• [The request]:
From the listing below, extract every line containing "werden".

(Extracted records)
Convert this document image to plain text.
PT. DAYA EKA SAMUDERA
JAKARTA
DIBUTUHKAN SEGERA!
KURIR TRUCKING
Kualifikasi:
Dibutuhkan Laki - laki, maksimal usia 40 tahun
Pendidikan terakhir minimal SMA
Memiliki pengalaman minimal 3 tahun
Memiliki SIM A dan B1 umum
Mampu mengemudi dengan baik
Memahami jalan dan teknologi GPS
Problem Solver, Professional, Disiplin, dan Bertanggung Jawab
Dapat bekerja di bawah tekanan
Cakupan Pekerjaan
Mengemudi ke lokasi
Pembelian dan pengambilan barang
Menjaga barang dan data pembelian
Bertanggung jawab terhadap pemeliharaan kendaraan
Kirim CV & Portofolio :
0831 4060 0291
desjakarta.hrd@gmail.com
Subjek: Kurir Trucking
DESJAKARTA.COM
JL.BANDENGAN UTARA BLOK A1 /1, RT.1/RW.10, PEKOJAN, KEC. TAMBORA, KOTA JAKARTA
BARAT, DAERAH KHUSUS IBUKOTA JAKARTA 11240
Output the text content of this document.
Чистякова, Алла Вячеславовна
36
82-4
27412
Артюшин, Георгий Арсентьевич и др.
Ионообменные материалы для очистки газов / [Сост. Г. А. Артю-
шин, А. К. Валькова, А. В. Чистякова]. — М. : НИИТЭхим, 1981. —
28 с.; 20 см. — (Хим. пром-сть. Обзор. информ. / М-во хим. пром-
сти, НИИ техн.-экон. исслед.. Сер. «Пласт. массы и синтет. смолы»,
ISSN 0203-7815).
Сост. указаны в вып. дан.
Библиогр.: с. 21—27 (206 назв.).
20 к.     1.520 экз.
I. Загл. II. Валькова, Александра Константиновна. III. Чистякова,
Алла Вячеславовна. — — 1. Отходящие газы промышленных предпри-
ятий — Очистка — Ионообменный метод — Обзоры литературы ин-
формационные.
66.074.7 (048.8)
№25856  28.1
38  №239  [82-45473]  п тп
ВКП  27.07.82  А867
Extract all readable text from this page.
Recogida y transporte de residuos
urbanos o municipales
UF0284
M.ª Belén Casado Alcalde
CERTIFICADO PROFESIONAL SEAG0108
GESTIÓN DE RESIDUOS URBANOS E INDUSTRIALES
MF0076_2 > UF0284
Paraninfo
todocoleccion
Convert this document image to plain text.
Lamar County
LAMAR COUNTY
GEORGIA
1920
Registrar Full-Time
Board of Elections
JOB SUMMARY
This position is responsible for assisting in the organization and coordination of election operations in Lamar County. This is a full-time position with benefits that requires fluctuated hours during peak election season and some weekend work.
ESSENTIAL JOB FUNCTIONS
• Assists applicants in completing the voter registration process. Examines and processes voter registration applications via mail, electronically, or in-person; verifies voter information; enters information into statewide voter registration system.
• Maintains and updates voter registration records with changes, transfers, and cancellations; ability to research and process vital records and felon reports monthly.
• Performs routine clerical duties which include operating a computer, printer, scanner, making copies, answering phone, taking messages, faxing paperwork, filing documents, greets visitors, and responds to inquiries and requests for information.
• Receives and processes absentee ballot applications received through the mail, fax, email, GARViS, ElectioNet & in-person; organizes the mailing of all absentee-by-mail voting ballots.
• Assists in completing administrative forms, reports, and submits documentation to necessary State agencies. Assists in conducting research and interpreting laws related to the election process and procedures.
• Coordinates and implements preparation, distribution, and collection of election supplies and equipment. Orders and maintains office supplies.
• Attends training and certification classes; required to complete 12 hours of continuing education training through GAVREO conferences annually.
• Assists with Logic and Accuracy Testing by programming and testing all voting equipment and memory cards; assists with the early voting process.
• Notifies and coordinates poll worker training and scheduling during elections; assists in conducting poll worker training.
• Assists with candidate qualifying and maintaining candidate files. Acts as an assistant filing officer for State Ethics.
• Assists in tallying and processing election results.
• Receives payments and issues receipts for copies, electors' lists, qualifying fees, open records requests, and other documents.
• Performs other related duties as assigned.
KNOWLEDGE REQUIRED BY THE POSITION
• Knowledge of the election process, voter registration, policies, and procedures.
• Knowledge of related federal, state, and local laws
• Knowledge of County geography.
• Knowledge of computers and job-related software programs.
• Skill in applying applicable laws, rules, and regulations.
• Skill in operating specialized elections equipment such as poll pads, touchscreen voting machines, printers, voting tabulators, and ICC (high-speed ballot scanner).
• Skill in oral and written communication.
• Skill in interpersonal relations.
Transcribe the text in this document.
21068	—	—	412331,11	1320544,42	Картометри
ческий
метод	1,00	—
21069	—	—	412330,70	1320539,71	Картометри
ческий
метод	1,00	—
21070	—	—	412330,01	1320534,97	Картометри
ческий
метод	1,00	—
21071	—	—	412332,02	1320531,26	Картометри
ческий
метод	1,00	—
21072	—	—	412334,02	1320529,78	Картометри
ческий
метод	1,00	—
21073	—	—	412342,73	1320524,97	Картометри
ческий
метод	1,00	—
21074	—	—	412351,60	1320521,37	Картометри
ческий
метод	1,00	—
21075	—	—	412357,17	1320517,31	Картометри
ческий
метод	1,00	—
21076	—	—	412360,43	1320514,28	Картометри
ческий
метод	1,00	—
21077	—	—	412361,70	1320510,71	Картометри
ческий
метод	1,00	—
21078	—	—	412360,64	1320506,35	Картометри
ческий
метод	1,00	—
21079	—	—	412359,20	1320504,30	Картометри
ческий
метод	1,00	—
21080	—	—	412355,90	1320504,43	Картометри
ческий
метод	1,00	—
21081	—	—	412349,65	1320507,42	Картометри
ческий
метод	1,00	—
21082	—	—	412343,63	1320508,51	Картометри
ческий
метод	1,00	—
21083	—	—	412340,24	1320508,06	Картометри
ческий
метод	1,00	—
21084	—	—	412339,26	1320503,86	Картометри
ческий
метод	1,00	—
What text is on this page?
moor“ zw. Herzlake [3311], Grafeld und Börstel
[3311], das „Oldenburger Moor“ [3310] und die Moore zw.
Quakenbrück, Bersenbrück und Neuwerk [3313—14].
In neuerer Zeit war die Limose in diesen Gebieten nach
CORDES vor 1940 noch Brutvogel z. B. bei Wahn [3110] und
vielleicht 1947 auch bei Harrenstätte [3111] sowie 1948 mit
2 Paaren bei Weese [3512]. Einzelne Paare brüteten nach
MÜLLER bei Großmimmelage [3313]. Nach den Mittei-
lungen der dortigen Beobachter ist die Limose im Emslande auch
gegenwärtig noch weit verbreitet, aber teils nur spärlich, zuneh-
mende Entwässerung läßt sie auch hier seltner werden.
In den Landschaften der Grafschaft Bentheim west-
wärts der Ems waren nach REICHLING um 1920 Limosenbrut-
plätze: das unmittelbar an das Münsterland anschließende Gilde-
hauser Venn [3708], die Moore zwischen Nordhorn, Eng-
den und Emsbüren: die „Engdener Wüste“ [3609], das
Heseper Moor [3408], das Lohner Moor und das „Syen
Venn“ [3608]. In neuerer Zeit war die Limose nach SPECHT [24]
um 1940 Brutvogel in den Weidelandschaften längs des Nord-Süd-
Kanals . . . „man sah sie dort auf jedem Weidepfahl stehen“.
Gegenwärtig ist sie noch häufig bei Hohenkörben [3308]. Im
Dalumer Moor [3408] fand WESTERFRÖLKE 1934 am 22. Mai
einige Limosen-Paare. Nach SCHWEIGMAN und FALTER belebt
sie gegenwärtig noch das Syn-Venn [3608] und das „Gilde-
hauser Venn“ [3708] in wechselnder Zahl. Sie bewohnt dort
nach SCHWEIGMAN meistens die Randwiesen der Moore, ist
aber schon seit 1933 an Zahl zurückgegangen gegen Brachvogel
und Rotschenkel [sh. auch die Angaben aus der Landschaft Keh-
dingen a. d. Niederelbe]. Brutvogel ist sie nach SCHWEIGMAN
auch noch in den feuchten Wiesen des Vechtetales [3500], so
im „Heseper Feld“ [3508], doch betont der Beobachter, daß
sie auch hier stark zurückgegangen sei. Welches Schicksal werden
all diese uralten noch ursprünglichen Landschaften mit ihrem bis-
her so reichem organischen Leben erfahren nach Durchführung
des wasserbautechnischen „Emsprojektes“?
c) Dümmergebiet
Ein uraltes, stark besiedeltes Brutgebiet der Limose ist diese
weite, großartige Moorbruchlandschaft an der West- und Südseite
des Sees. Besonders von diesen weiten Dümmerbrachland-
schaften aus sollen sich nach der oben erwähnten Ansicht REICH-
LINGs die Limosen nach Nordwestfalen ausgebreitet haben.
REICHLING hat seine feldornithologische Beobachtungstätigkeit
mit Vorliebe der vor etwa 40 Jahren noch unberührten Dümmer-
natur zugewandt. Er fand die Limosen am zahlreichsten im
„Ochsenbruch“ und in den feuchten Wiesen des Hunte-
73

• [Reply to the exercise]:
mende Entwässerung läßt sie auch hier seltner werden.
sie auch hier stark zurückgegangen sei. Welches Schicksal werden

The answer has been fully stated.